» PROBLEM DESCRIPTION
Without including any pictures, copy each entry below exactly.

* * *

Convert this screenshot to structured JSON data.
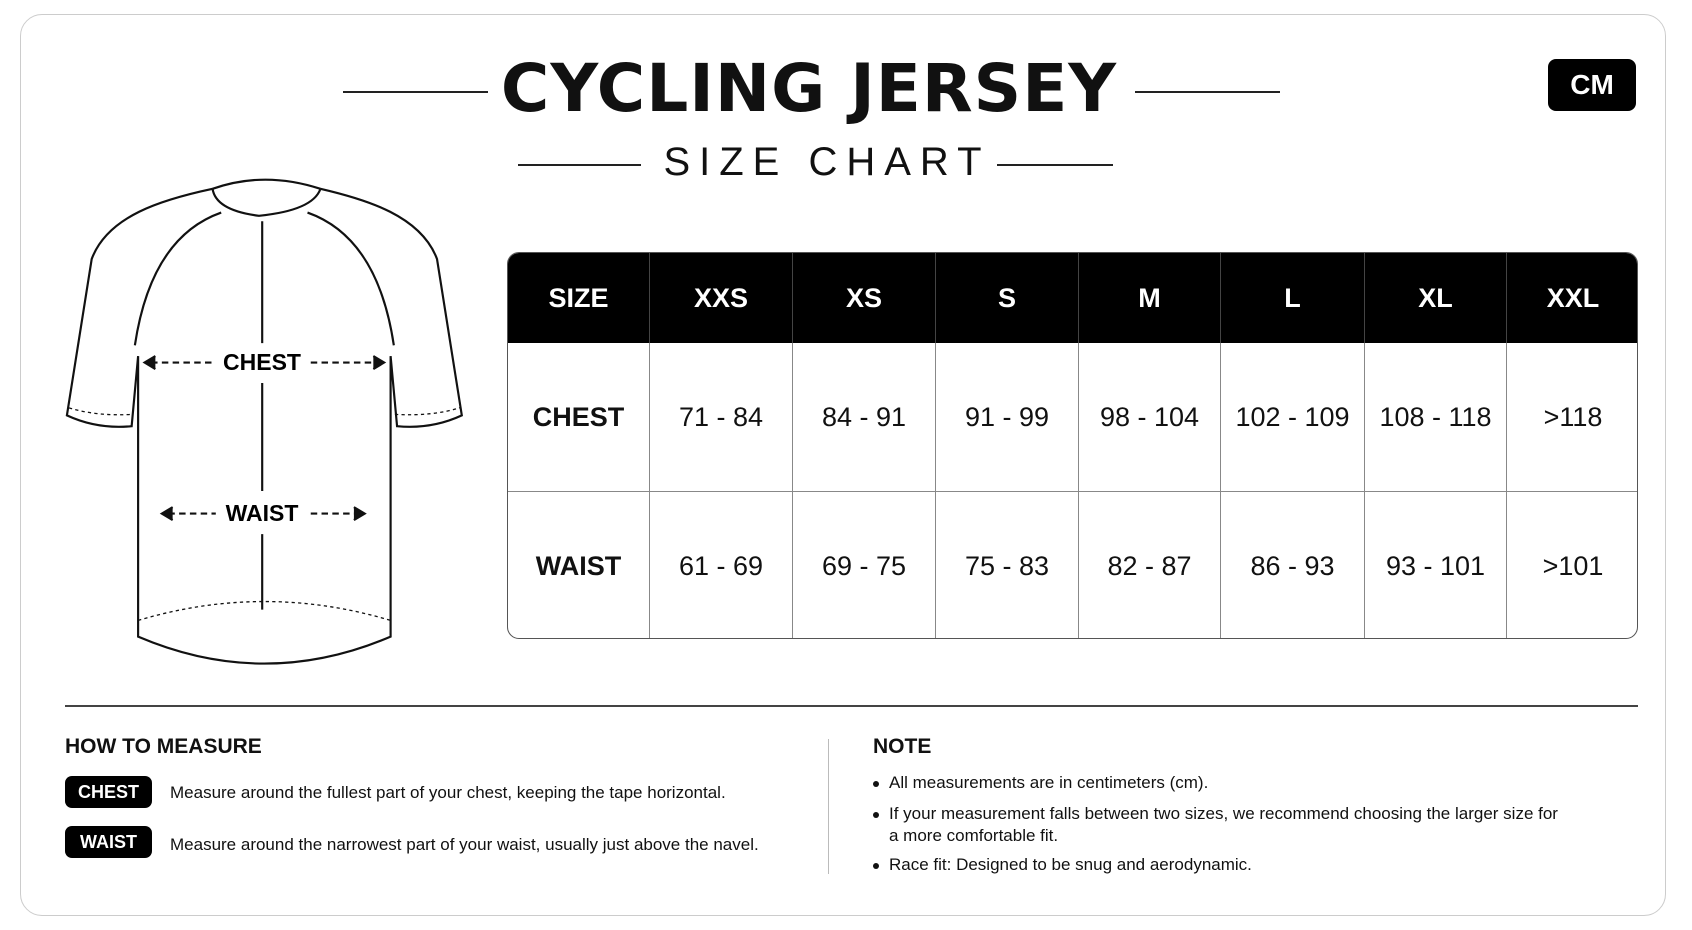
{
  "header": {
    "title": "CYCLING JERSEY",
    "subtitle": "SIZE CHART",
    "unit": "CM"
  },
  "diagram": {
    "labels": [
      "CHEST",
      "WAIST"
    ]
  },
  "table": {
    "header": [
      "SIZE",
      "XXS",
      "XS",
      "S",
      "M",
      "L",
      "XL",
      "XXL"
    ],
    "rows": [
      [
        "CHEST",
        "71 - 84",
        "84 - 91",
        "91 - 99",
        "98 - 104",
        "102 - 109",
        "108 - 118",
        ">118"
      ],
      [
        "WAIST",
        "61 - 69",
        "69 - 75",
        "75 - 83",
        "82 - 87",
        "86 - 93",
        "93 - 101",
        ">101"
      ]
    ]
  },
  "how_to_measure": {
    "title": "HOW TO MEASURE",
    "items": [
      {
        "tag": "CHEST",
        "text": "Measure around the fullest part of your chest, keeping the tape horizontal."
      },
      {
        "tag": "WAIST",
        "text": "Measure around the narrowest part of your waist, usually just above the navel."
      }
    ]
  },
  "note": {
    "title": "NOTE",
    "items": [
      "All measurements are in centimeters (cm).",
      "If your measurement falls between two sizes, we recommend choosing the larger size for a more comfortable fit.",
      "Race fit: Designed to be snug and aerodynamic."
    ]
  }
}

* * *

» ANSWER TO THE PROBLEM
Convert this screenshot to structured JSON data.
{
  "header": {
    "title": "CYCLING JERSEY",
    "subtitle": "SIZE CHART",
    "unit": "CM"
  },
  "diagram": {
    "labels": [
      "CHEST",
      "WAIST"
    ]
  },
  "table": {
    "header": [
      "SIZE",
      "XXS",
      "XS",
      "S",
      "M",
      "L",
      "XL",
      "XXL"
    ],
    "rows": [
      [
        "CHEST",
        "71 - 84",
        "84 - 91",
        "91 - 99",
        "98 - 104",
        "102 - 109",
        "108 - 118",
        ">118"
      ],
      [
        "WAIST",
        "61 - 69",
        "69 - 75",
        "75 - 83",
        "82 - 87",
        "86 - 93",
        "93 - 101",
        ">101"
      ]
    ]
  },
  "how_to_measure": {
    "title": "HOW TO MEASURE",
    "items": [
      {
        "tag": "CHEST",
        "text": "Measure around the fullest part of your chest, keeping the tape horizontal."
      },
      {
        "tag": "WAIST",
        "text": "Measure around the narrowest part of your waist, usually just above the navel."
      }
    ]
  },
  "note": {
    "title": "NOTE",
    "items": [
      "All measurements are in centimeters (cm).",
      "If your measurement falls between two sizes, we recommend choosing the larger size for a more comfortable fit.",
      "Race fit: Designed to be snug and aerodynamic."
    ]
  }
}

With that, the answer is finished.